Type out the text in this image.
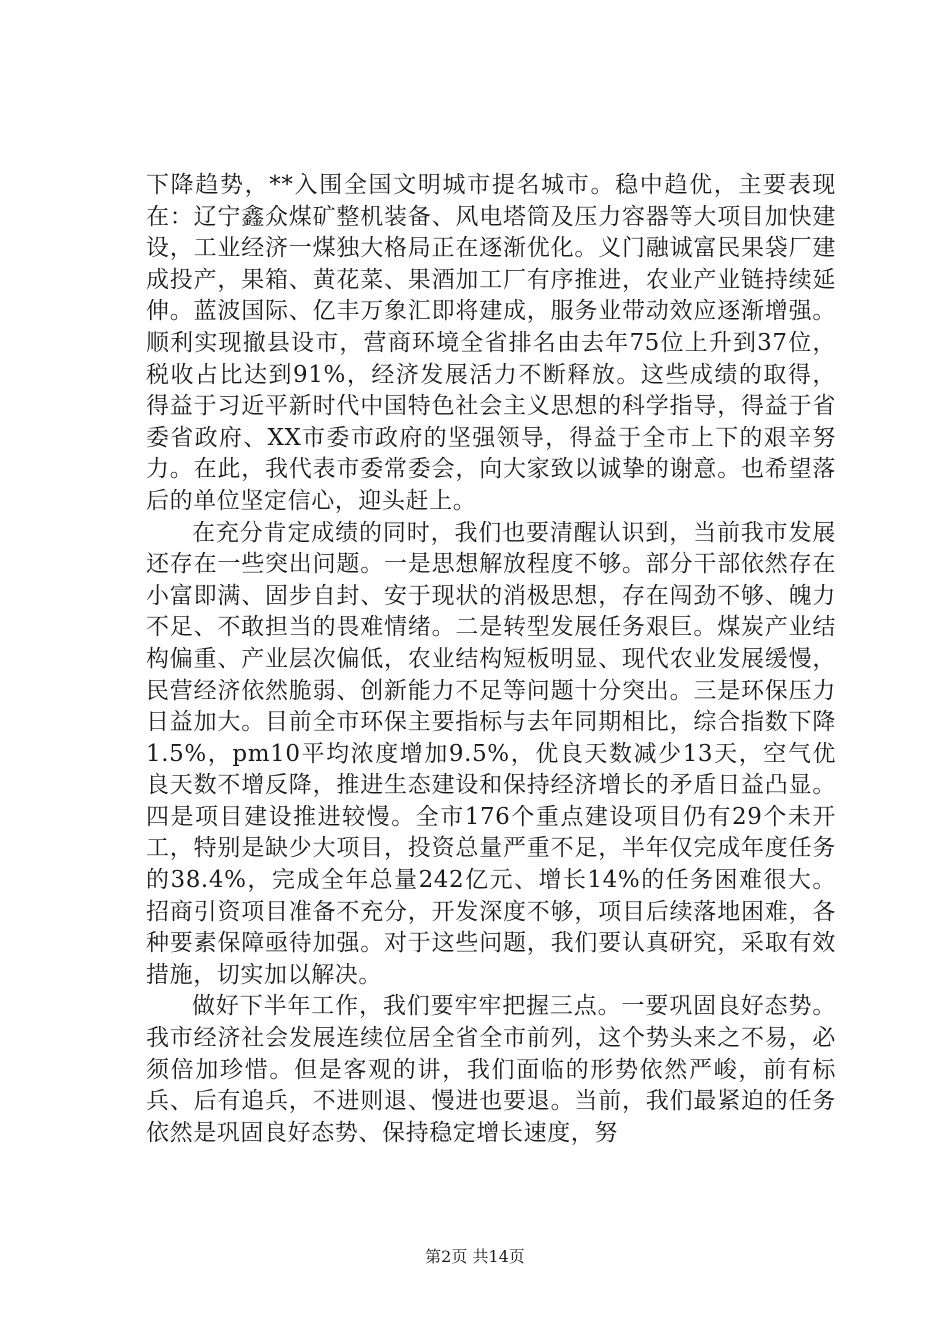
下降趋势，**入围全国文明城市提名城市。稳中趋优，主要表现在：辽宁鑫众煤矿整机装备、风电塔筒及压力容器等大项目加快建设，工业经济一煤独大格局正在逐渐优化。义门融诚富民果袋厂建成投产，果箱、黄花菜、果酒加工厂有序推进，农业产业链持续延伸。蓝波国际、亿丰万象汇即将建成，服务业带动效应逐渐增强。顺利实现撤县设市，营商环境全省排名由去年75位上升到37位，税收占比达到91%，经济发展活力不断释放。这些成绩的取得，得益于习近平新时代中国特色社会主义思想的科学指导，得益于省委省政府、XX市委市政府的坚强领导，得益于全市上下的艰辛努力。在此，我代表市委常委会，向大家致以诚挚的谢意。也希望落后的单位坚定信心，迎头赶上。

在充分肯定成绩的同时，我们也要清醒认识到，当前我市发展还存在一些突出问题。一是思想解放程度不够。部分干部依然存在小富即满、固步自封、安于现状的消极思想，存在闯劲不够、魄力不足、不敢担当的畏难情绪。二是转型发展任务艰巨。煤炭产业结构偏重、产业层次偏低，农业结构短板明显、现代农业发展缓慢，民营经济依然脆弱、创新能力不足等问题十分突出。三是环保压力日益加大。目前全市环保主要指标与去年同期相比，综合指数下降1.5%，pm10平均浓度增加9.5%，优良天数减少13天，空气优良天数不增反降，推进生态建设和保持经济增长的矛盾日益凸显。四是项目建设推进较慢。全市176个重点建设项目仍有29个未开工，特别是缺少大项目，投资总量严重不足，半年仅完成年度任务的38.4%，完成全年总量242亿元、增长14%的任务困难很大。招商引资项目准备不充分，开发深度不够，项目后续落地困难，各种要素保障亟待加强。对于这些问题，我们要认真研究，采取有效措施，切实加以解决。

做好下半年工作，我们要牢牢把握三点。一要巩固良好态势。我市经济社会发展连续位居全省全市前列，这个势头来之不易，必须倍加珍惜。但是客观的讲，我们面临的形势依然严峻，前有标兵、后有追兵，不进则退、慢进也要退。当前，我们最紧迫的任务依然是巩固良好态势、保持稳定增长速度，努

第2页 共14页
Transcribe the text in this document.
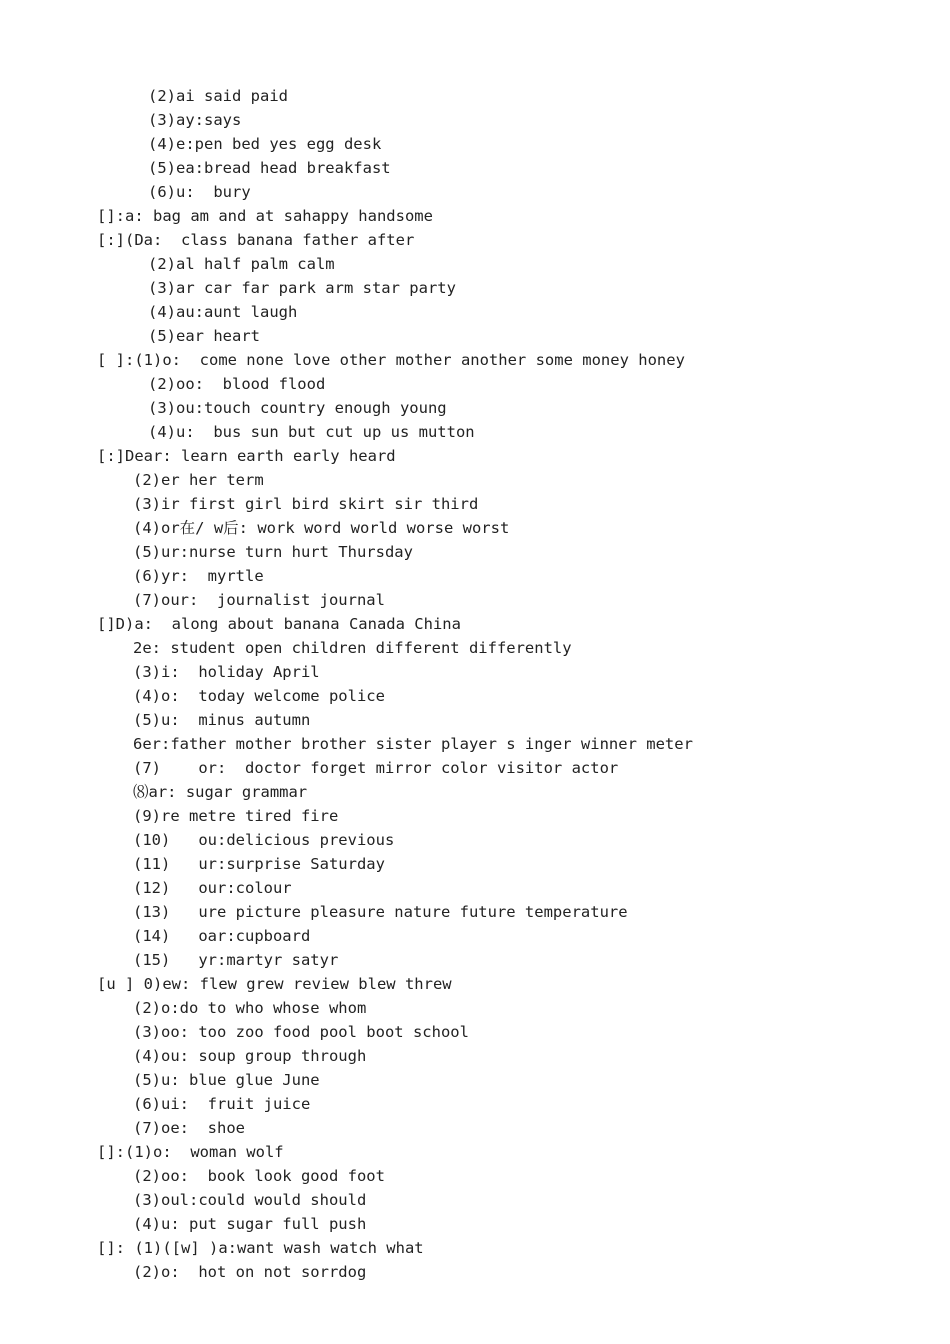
(2)ai said paid
(3)ay:says
(4)e:pen bed yes egg desk
(5)ea:bread head breakfast
(6)u:  bury
[]:a: bag am and at sahappy handsome
[:](Da:  class banana father after
(2)al half palm calm
(3)ar car far park arm star party
(4)au:aunt laugh
(5)ear heart
[ ]:(1)o:  come none love other mother another some money honey
(2)oo:  blood flood
(3)ou:touch country enough young
(4)u:  bus sun but cut up us mutton
[:]Dear: learn earth early heard
(2)er her term
(3)ir first girl bird skirt sir third
(4)or在/ w后: work word world worse worst
(5)ur:nurse turn hurt Thursday
(6)yr:  myrtle
(7)our:  journalist journal
[]D)a:  along about banana Canada China
2e: student open children different differently
(3)i:  holiday April
(4)o:  today welcome police
(5)u:  minus autumn
6er:father mother brother sister player s inger winner meter
(7)    or:  doctor forget mirror color visitor actor
⑻ar: sugar grammar
(9)re metre tired fire
(10)   ou:delicious previous
(11)   ur:surprise Saturday
(12)   our:colour
(13)   ure picture pleasure nature future temperature
(14)   oar:cupboard
(15)   yr:martyr satyr
[u ] 0)ew: flew grew review blew threw
(2)o:do to who whose whom
(3)oo: too zoo food pool boot school
(4)ou: soup group through
(5)u: blue glue June
(6)ui:  fruit juice
(7)oe:  shoe
[]:(1)o:  woman wolf
(2)oo:  book look good foot
(3)oul:could would should
(4)u: put sugar full push
[]: (1)([w] )a:want wash watch what
(2)o:  hot on not sorrdog
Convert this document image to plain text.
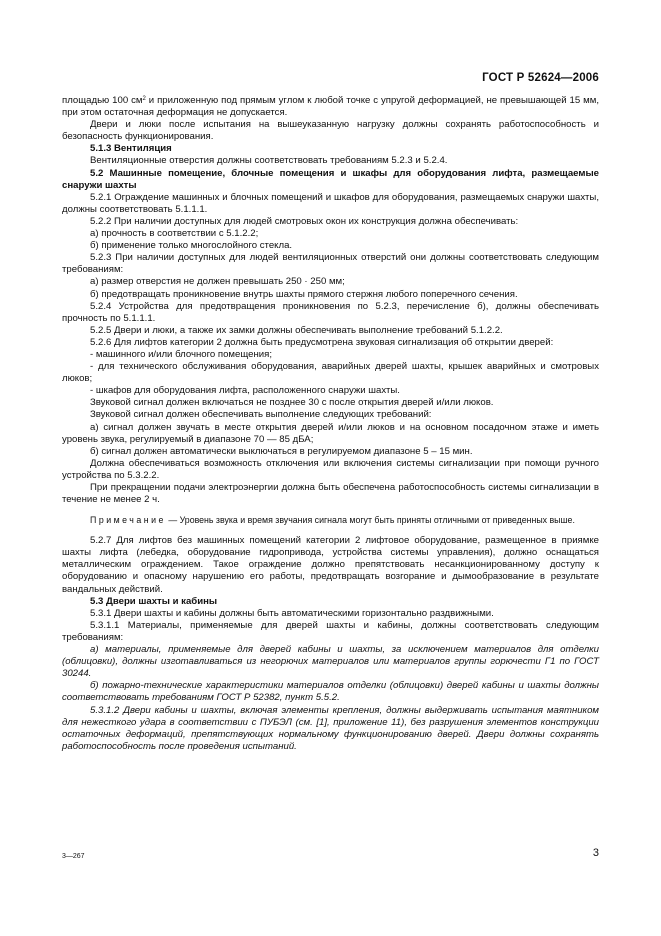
ГОСТ Р 52624—2006

площадью 100 $см^2$ и приложенную под прямым углом к любой точке с упругой деформацией, не превышающей 15 мм, при этом остаточная деформация не допускается.

Двери и люки после испытания на вышеуказанную нагрузку должны сохранять работоспособность и безопасность функционирования.

5.1.3 Вентиляция

Вентиляционные отверстия должны соответствовать требованиям 5.2.3 и 5.2.4.

5.2 Машинные помещение, блочные помещения и шкафы для оборудования лифта, размещаемые снаружи шахты

5.2.1 Ограждение машинных и блочных помещений и шкафов для оборудования, размещаемых снаружи шахты, должны соответствовать 5.1.1.1.

5.2.2 При наличии доступных для людей смотровых окон их конструкция должна обеспечивать:

а) прочность в соответствии с 5.1.2.2;

б) применение только многослойного стекла.

5.2.3 При наличии доступных для людей вентиляционных отверстий они должны соответствовать следующим требованиям:

а) размер отверстия не должен превышать 250 · 250 мм;

б) предотвращать проникновение внутрь шахты прямого стержня любого поперечного сечения.

5.2.4 Устройства для предотвращения проникновения по 5.2.3, перечисление б), должны обеспечивать прочность по 5.1.1.1.

5.2.5 Двери и люки, а также их замки должны обеспечивать выполнение требований 5.1.2.2.

5.2.6 Для лифтов категории 2 должна быть предусмотрена звуковая сигнализация об открытии дверей:

- машинного и/или блочного помещения;

- для технического обслуживания оборудования, аварийных дверей шахты, крышек аварийных и смотровых люков;

- шкафов для оборудования лифта, расположенного снаружи шахты.

Звуковой сигнал должен включаться не позднее 30 с после открытия дверей и/или люков.

Звуковой сигнал должен обеспечивать выполнение следующих требований:

а) сигнал должен звучать в месте открытия дверей и/или люков и на основном посадочном этаже и иметь уровень звука, регулируемый в диапазоне 70 — 85 дБА;

б) сигнал должен автоматически выключаться в регулируемом диапазоне 5 – 15 мин.

Должна обеспечиваться возможность отключения или включения системы сигнализации при помощи ручного устройства по 5.3.2.2.

При прекращении подачи электроэнергии должна быть обеспечена работоспособность системы сигнализации в течение не менее 2 ч.

Примечание — Уровень звука и время звучания сигнала могут быть приняты отличными от приведенных выше.

5.2.7 Для лифтов без машинных помещений категории 2 лифтовое оборудование, размещенное в приямке шахты лифта (лебедка, оборудование гидропривода, устройства системы управления), должно оснащаться металлическим ограждением. Такое ограждение должно препятствовать несанкционированному доступу к оборудованию и опасному нарушению его работы, предотвращать возгорание и дымообразование в результате вандальных действий.

5.3 Двери шахты и кабины

5.3.1 Двери шахты и кабины должны быть автоматическими горизонтально раздвижными.

5.3.1.1 Материалы, применяемые для дверей шахты и кабины, должны соответствовать следующим требованиям:

а) материалы, применяемые для дверей кабины и шахты, за исключением материалов для отделки (облицовки), должны изготавливаться из негорючих материалов или материалов группы горючести Г1 по ГОСТ 30244.

б) пожарно-технические характеристики материалов отделки (облицовки) дверей кабины и шахты должны соответствовать требованиям ГОСТ Р 52382, пункт 5.5.2.

5.3.1.2 Двери кабины и шахты, включая элементы крепления, должны выдерживать испытания маятником для нежесткого удара в соответствии с ПУБЭЛ (см. [1], приложение 11), без разрушения элементов конструкции остаточных деформаций, препятствующих нормальному функционированию дверей. Двери должны сохранять работоспособность после проведения испытаний.

3—267	3
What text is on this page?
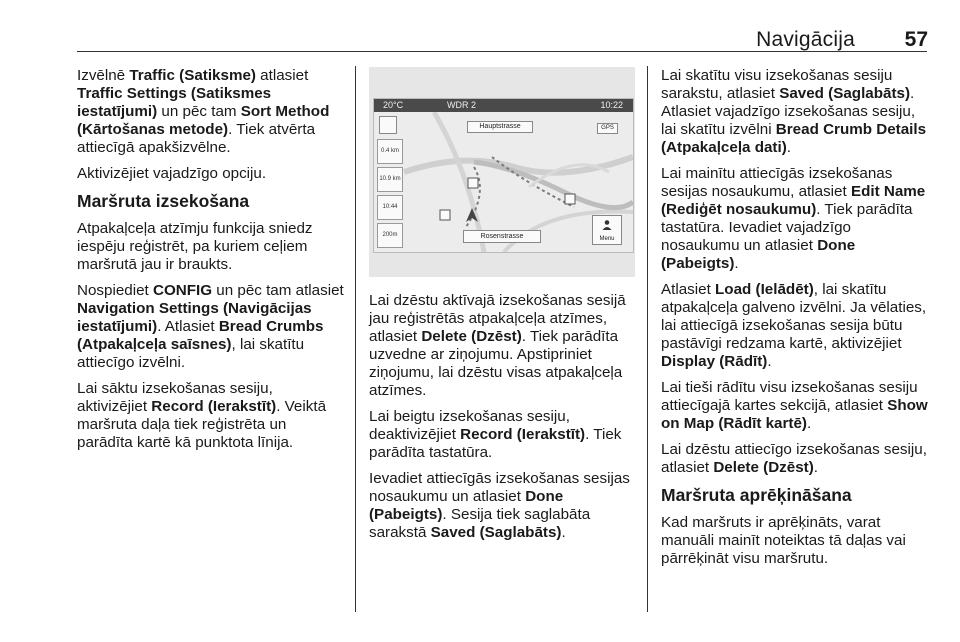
Navigācija 57

Izvēlnē Traffic (Satiksme) atlasiet Traffic Settings (Satiksmes iestatījumi) un pēc tam Sort Method (Kārtošanas metode). Tiek atvērta attiecīgā apakšizvēlne.

Aktivizējiet vajadzīgo opciju.

Maršruta izsekošana

Atpakaļceļa atzīmju funkcija sniedz iespēju reģistrēt, pa kuriem ceļiem maršrutā jau ir braukts.

Nospiediet CONFIG un pēc tam atlasiet Navigation Settings (Navigācijas iestatījumi). Atlasiet Bread Crumbs (Atpakaļceļa saīsnes), lai skatītu attiecīgo izvēlni.

Lai sāktu izsekošanas sesiju, aktivizējiet Record (Ierakstīt). Veiktā maršruta daļa tiek reģistrēta un parādīta kartē kā punktota līnija.

20°C	WDR 2	10:22
Hauptstrasse	GPS
0.4 km
10.9 km
10:44
200m	Rosenstrasse	Menu

Lai dzēstu aktīvajā izsekošanas sesijā jau reģistrētās atpakaļceļa atzīmes, atlasiet Delete (Dzēst). Tiek parādīta uzvedne ar ziņojumu. Apstipriniet ziņojumu, lai dzēstu visas atpakaļceļa atzīmes.

Lai beigtu izsekošanas sesiju, deaktivizējiet Record (Ierakstīt). Tiek parādīta tastatūra.

Ievadiet attiecīgās izsekošanas sesijas nosaukumu un atlasiet Done (Pabeigts). Sesija tiek saglabāta sarakstā Saved (Saglabāts).

Lai skatītu visu izsekošanas sesiju sarakstu, atlasiet Saved (Saglabāts). Atlasiet vajadzīgo izsekošanas sesiju, lai skatītu izvēlni Bread Crumb Details (Atpakaļceļa dati).

Lai mainītu attiecīgās izsekošanas sesijas nosaukumu, atlasiet Edit Name (Rediģēt nosaukumu). Tiek parādīta tastatūra. Ievadiet vajadzīgo nosaukumu un atlasiet Done (Pabeigts).

Atlasiet Load (Ielādēt), lai skatītu atpakaļceļa galveno izvēlni. Ja vēlaties, lai attiecīgā izsekošanas sesija būtu pastāvīgi redzama kartē, aktivizējiet Display (Rādīt).

Lai tieši rādītu visu izsekošanas sesiju attiecīgajā kartes sekcijā, atlasiet Show on Map (Rādīt kartē).

Lai dzēstu attiecīgo izsekošanas sesiju, atlasiet Delete (Dzēst).

Maršruta aprēķināšana

Kad maršruts ir aprēķināts, varat manuāli mainīt noteiktas tā daļas vai pārrēķināt visu maršrutu.
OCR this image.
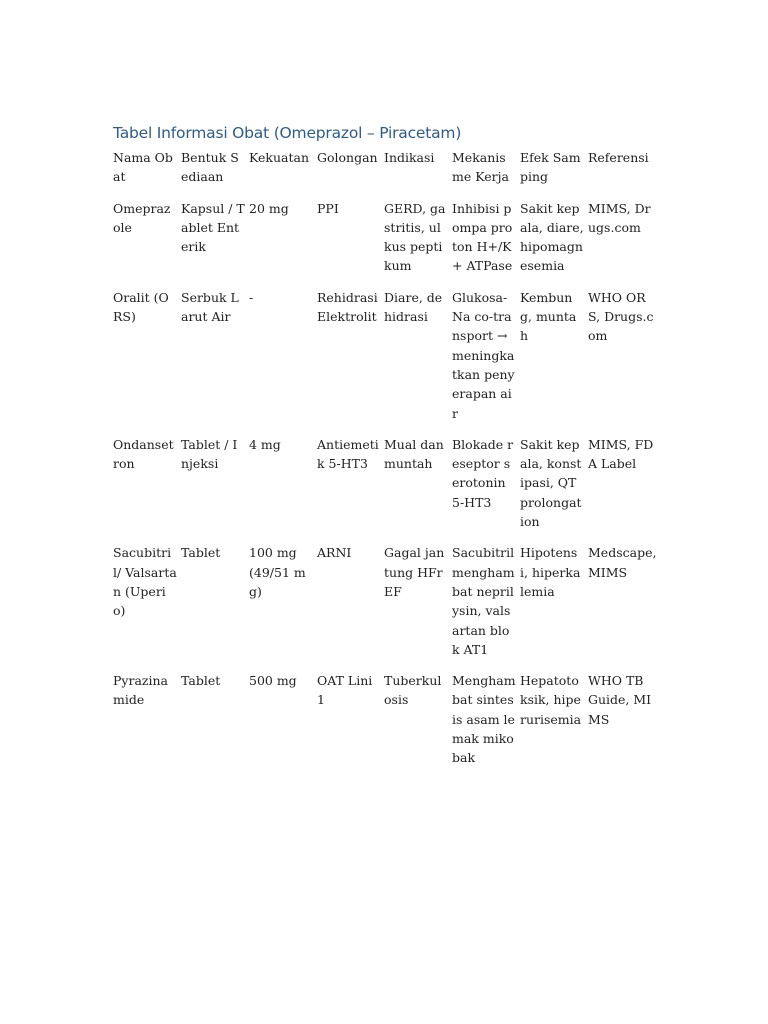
Tabel Informasi Obat (Omeprazol – Piracetam)
Nama Obat	Bentuk Sediaan	Kekuatan	Golongan	Indikasi	Mekanisme Kerja	Efek Samping	Referensi

Omeprazole	Kapsul / Tablet Enterik	20 mg	PPI	GERD, gastritis, ulkus peptikum	Inhibisi pompa proton H+/K+ ATPase	Sakit kepala, diare, hipomagnesemia	MIMS, Drugs.com

Oralit (ORS)	Serbuk Larut Air	-	Rehidrasi Elektrolit	Diare, dehidrasi	Glukosa-Na co-transport → meningkatkan penyerapan air	Kembung, muntah	WHO ORS, Drugs.com

Ondansetron	Tablet / Injeksi	4 mg	Antiemetik 5-HT3	Mual dan muntah	Blokade reseptor serotonin 5-HT3	Sakit kepala, konstipasi, QT prolongation	MIMS, FDA Label

Sacubitril/ Valsartan (Uperio)	Tablet	100 mg (49/51 mg)	ARNI	Gagal jantung HFrEF	Sacubitril menghambat neprilysin, valsartan blok AT1	Hipotensi, hiperkalemia	Medscape, MIMS

Pyrazinamide	Tablet	500 mg	OAT Lini 1	Tuberkulosis	Menghambat sintesis asam lemak mikobak	Hepatotoksik, hiperurisemia	WHO TB Guide, MIMS
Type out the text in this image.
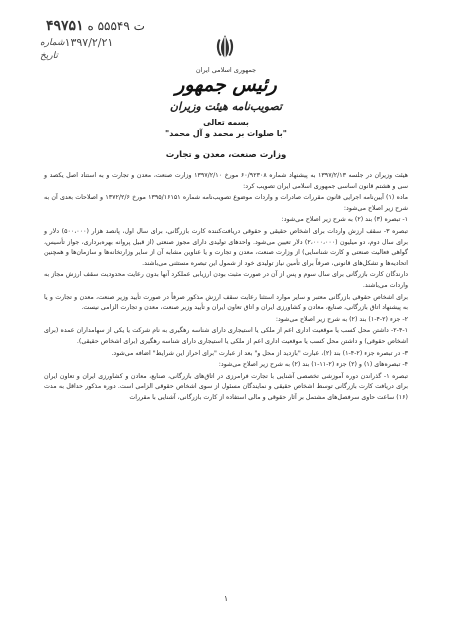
ت ۵۵۵۴۹ ه ۴۹۷۵۱
شماره ۱۳۹۷/۲/۲۱
تاریخ
جمهوری اسلامی ایران
رئیس جمهور
تصویب‌نامه هیئت وزیران
بسمه تعالی
"با صلوات بر محمد و آل محمد"
وزارت صنعت، معدن و تجارت

هیئت وزیران در جلسه ۱۳۹۷/۲/۱۳ به پیشنهاد شماره ۶۰/۹۲۳۰۸ مورخ ۱۳۹۷/۲/۱۰ وزارت صنعت، معدن و تجارت و به استناد اصل یکصد و سی و هشتم قانون اساسی جمهوری اسلامی ایران تصویب کرد:

ماده (۱) آیین‌نامه اجرایی قانون مقررات صادرات و واردات موضوع تصویب‌نامه شماره ۱۳۹۵/۱۶۱۵۱ مورخ ۱۳۷۲/۲/۶ و اصلاحات بعدی آن به شرح زیر اصلاح می‌شود:

۱- تبصره (۳) بند (۲) به شرح زیر اصلاح می‌شود:

تبصره ۳- سقف ارزش واردات برای اشخاص حقیقی و حقوقی دریافت‌کننده کارت بازرگانی، برای سال اول، پانصد هزار (۵۰۰،۰۰۰) دلار و برای سال دوم، دو میلیون (۲،۰۰۰،۰۰۰) دلار تعیین می‌شود. واحدهای تولیدی دارای مجوز صنعتی (از قبیل پروانه بهره‌برداری، جواز تأسیس، گواهی فعالیت صنعتی و کارت شناسایی) از وزارت صنعت، معدن و تجارت و یا عناوین مشابه آن از سایر وزارتخانه‌ها و سازمان‌ها و همچنین اتحادیه‌ها و تشکل‌های قانونی، صرفاً برای تأمین نیاز تولیدی خود از شمول این تبصره مستثنی می‌باشند.

دارندگان کارت بازرگانی برای سال سوم و پس از آن در صورت مثبت بودن ارزیابی عملکرد آنها بدون رعایت محدودیت سقف ارزش مجاز به واردات می‌باشند.

برای اشخاص حقوقی بازرگانی معتبر و سایر موارد استثنا رعایت سقف ارزش مذکور صرفاً در صورت تأیید وزیر صنعت، معدن و تجارت و یا به پیشنهاد اتاق بازرگانی، صنایع، معادن و کشاورزی ایران و اتاق تعاون ایران و تأیید وزیر صنعت، معدن و تجارت الزامی نیست.

۲- جزء (۲-۴-۱) بند (۲) به شرح زیر اصلاح می‌شود:

۲-۴-۱- داشتن محل کسب یا موقعیت اداری اعم از ملکی یا استیجاری دارای شناسه رهگیری به نام شرکت یا یکی از سهامداران عمده (برای اشخاص حقوقی) و داشتن محل کسب یا موقعیت اداری اعم از ملکی یا استیجاری دارای شناسه رهگیری (برای اشخاص حقیقی).

۳- در تبصره جزء (۲-۴-۱) بند (۲)، عبارت "بازدید از محل و" بعد از عبارت "برای احراز این شرایط" اضافه می‌شود.

۴- تبصره‌های (۱) و (۲) جزء (۲-۱۱-۱) بند (۲) به شرح زیر اصلاح می‌شود:

تبصره ۱- گذراندن دوره آموزشی تخصصی آشنایی با تجارت فرامرزی در اتاق‌های بازرگانی، صنایع، معادن و کشاورزی ایران و تعاون ایران برای دریافت کارت بازرگانی توسط اشخاص حقیقی و نمایندگان مسئول از سوی اشخاص حقوقی الزامی است. دوره مذکور حداقل به مدت (۱۶) ساعت حاوی سرفصل‌های مشتمل بر آثار حقوقی و مالی استفاده از کارت بازرگانی، آشنایی با مقررات

۱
____________________
### Your instructions
Find "Pabeigts". Copy every line it occurs in.

### Solution to the problem
Ievadiet attiecīgās izsekošanas sesijas nosaukumu un atlasiet Done (Pabeigts). Sesija tiek saglabāta sarakstā Saved (Saglabāts).
Lai mainītu attiecīgās izsekošanas sesijas nosaukumu, atlasiet Edit Name (Rediģēt nosaukumu). Tiek parādīta tastatūra. Ievadiet vajadzīgo nosaukumu un atlasiet Done (Pabeigts).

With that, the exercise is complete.